Records of where the elements appear
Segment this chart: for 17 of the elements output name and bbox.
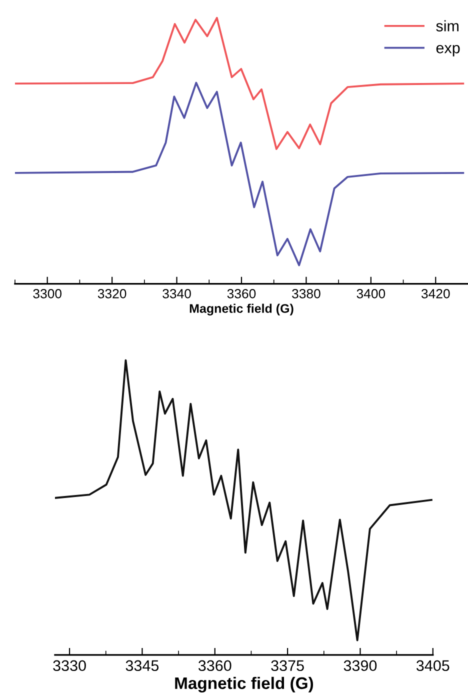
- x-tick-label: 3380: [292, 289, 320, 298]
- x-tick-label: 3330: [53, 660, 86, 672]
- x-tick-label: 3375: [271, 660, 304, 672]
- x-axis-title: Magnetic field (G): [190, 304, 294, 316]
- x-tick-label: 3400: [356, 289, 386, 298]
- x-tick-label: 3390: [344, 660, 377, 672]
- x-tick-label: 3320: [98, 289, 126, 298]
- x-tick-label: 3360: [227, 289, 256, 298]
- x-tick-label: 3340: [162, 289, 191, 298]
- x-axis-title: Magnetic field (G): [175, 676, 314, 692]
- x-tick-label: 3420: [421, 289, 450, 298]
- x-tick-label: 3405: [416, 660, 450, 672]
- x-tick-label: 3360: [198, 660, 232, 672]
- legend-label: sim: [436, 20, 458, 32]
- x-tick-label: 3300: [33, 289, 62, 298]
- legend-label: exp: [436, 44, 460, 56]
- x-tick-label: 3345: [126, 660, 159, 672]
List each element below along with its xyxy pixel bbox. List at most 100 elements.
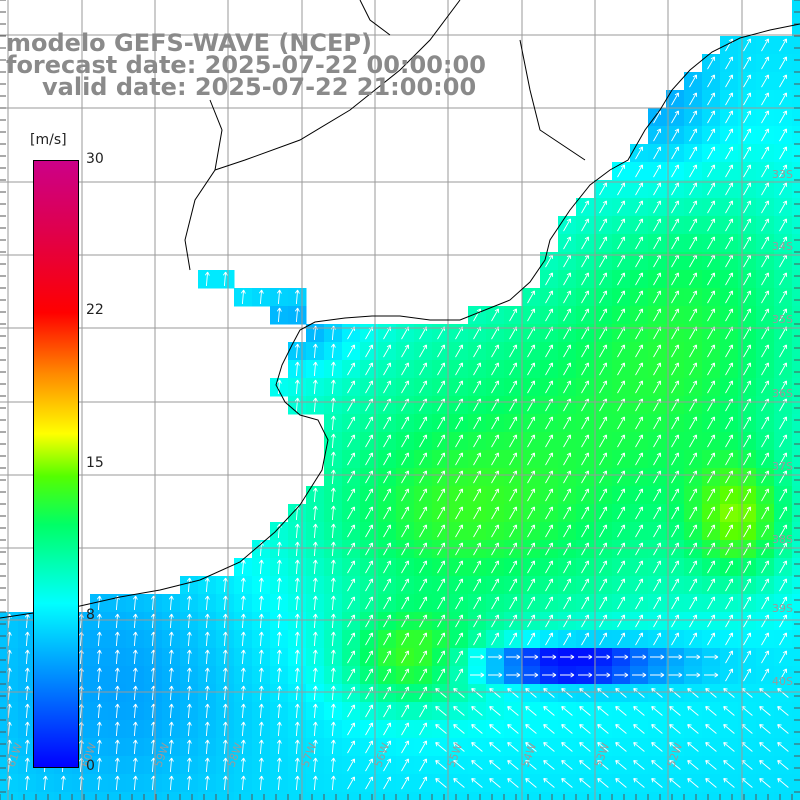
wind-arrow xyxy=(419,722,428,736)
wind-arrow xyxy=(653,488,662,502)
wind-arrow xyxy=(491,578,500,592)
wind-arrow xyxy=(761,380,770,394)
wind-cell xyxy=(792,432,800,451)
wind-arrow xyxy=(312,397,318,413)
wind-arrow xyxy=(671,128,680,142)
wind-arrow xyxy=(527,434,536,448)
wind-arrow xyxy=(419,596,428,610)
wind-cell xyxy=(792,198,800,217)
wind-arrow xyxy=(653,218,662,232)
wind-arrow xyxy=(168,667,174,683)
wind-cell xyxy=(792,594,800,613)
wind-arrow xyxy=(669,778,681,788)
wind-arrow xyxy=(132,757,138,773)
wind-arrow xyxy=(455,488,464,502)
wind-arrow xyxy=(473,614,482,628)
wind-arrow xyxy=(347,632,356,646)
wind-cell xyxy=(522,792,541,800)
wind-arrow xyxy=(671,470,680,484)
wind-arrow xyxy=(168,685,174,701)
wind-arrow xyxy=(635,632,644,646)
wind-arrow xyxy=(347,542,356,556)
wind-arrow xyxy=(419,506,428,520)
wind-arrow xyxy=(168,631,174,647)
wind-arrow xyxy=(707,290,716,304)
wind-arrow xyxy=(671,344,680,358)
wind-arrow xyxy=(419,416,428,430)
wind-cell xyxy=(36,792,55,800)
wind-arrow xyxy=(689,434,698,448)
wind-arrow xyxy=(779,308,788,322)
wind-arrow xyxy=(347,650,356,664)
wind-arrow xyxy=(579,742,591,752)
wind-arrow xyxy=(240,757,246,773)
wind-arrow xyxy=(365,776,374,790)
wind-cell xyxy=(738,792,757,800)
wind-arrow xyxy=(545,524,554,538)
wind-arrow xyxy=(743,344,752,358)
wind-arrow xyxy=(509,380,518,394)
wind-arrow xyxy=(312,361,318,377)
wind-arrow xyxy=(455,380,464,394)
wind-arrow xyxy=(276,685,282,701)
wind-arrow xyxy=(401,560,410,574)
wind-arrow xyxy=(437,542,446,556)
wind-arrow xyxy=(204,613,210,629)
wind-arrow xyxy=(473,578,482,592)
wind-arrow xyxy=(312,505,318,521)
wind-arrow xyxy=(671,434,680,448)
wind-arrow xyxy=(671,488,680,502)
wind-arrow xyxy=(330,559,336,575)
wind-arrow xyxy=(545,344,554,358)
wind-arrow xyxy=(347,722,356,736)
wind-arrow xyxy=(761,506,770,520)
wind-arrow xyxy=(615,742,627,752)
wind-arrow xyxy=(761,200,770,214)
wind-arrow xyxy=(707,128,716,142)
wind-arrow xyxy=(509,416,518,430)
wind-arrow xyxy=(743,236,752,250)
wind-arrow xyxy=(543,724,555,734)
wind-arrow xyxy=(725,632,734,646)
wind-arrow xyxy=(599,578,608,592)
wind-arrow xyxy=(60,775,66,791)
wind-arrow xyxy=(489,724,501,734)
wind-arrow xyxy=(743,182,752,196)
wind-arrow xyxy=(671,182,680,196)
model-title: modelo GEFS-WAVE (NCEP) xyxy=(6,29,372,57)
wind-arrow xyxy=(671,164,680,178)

▶ SHORT TASK
Print every record above line for line, omitting the pictures.

▶ EXPECTED ANSWER
Segment this chart: for 17 of the elements output name and bbox.
- x-tick-label: 3380: [292, 289, 320, 298]
- x-tick-label: 3330: [53, 660, 86, 672]
- x-tick-label: 3375: [271, 660, 304, 672]
- x-axis-title: Magnetic field (G): [190, 304, 294, 316]
- x-tick-label: 3400: [356, 289, 386, 298]
- x-tick-label: 3390: [344, 660, 377, 672]
- x-tick-label: 3320: [98, 289, 126, 298]
- x-tick-label: 3360: [227, 289, 256, 298]
- x-tick-label: 3340: [162, 289, 191, 298]
- x-axis-title: Magnetic field (G): [175, 676, 314, 692]
- x-tick-label: 3420: [421, 289, 450, 298]
- x-tick-label: 3405: [416, 660, 450, 672]
- x-tick-label: 3360: [198, 660, 232, 672]
- legend-label: sim: [436, 20, 458, 32]
- x-tick-label: 3300: [33, 289, 62, 298]
- legend-label: exp: [436, 44, 460, 56]
- x-tick-label: 3345: [126, 660, 159, 672]
List each element below along with its xyxy pixel bbox. List at most 100 elements.
wind-arrow xyxy=(419,722,428,736)
wind-arrow xyxy=(653,488,662,502)
wind-arrow xyxy=(491,578,500,592)
wind-arrow xyxy=(761,380,770,394)
wind-cell xyxy=(792,432,800,451)
wind-arrow xyxy=(312,397,318,413)
wind-arrow xyxy=(671,128,680,142)
wind-arrow xyxy=(527,434,536,448)
wind-arrow xyxy=(419,596,428,610)
wind-cell xyxy=(792,198,800,217)
wind-arrow xyxy=(653,218,662,232)
wind-arrow xyxy=(168,667,174,683)
wind-cell xyxy=(792,594,800,613)
wind-arrow xyxy=(669,778,681,788)
wind-arrow xyxy=(132,757,138,773)
wind-arrow xyxy=(455,488,464,502)
wind-arrow xyxy=(473,614,482,628)
wind-arrow xyxy=(347,632,356,646)
wind-cell xyxy=(522,792,541,800)
wind-arrow xyxy=(671,470,680,484)
wind-arrow xyxy=(168,685,174,701)
wind-arrow xyxy=(635,632,644,646)
wind-arrow xyxy=(347,542,356,556)
wind-arrow xyxy=(419,506,428,520)
wind-arrow xyxy=(168,631,174,647)
wind-arrow xyxy=(707,290,716,304)
wind-arrow xyxy=(671,344,680,358)
wind-arrow xyxy=(419,416,428,430)
wind-cell xyxy=(36,792,55,800)
wind-arrow xyxy=(689,434,698,448)
wind-arrow xyxy=(779,308,788,322)
wind-arrow xyxy=(347,650,356,664)
wind-arrow xyxy=(579,742,591,752)
wind-arrow xyxy=(240,757,246,773)
wind-arrow xyxy=(365,776,374,790)
wind-cell xyxy=(738,792,757,800)
wind-arrow xyxy=(545,524,554,538)
wind-arrow xyxy=(743,344,752,358)
wind-arrow xyxy=(509,380,518,394)
wind-arrow xyxy=(312,361,318,377)
wind-arrow xyxy=(455,380,464,394)
wind-arrow xyxy=(276,685,282,701)
wind-arrow xyxy=(401,560,410,574)
wind-arrow xyxy=(437,542,446,556)
wind-arrow xyxy=(204,613,210,629)
wind-arrow xyxy=(473,578,482,592)
wind-arrow xyxy=(312,505,318,521)
wind-arrow xyxy=(671,434,680,448)
wind-arrow xyxy=(671,488,680,502)
wind-arrow xyxy=(330,559,336,575)
wind-arrow xyxy=(545,344,554,358)
wind-arrow xyxy=(347,722,356,736)
wind-arrow xyxy=(761,506,770,520)
wind-arrow xyxy=(615,742,627,752)
wind-arrow xyxy=(761,200,770,214)
wind-arrow xyxy=(707,128,716,142)
wind-arrow xyxy=(509,416,518,430)
wind-arrow xyxy=(743,236,752,250)
wind-arrow xyxy=(543,724,555,734)
wind-arrow xyxy=(725,632,734,646)
wind-arrow xyxy=(599,578,608,592)
wind-arrow xyxy=(60,775,66,791)
wind-arrow xyxy=(489,724,501,734)
wind-arrow xyxy=(743,182,752,196)
wind-arrow xyxy=(671,182,680,196)
model-title: modelo GEFS-WAVE (NCEP) xyxy=(6,29,372,57)
wind-arrow xyxy=(671,164,680,178)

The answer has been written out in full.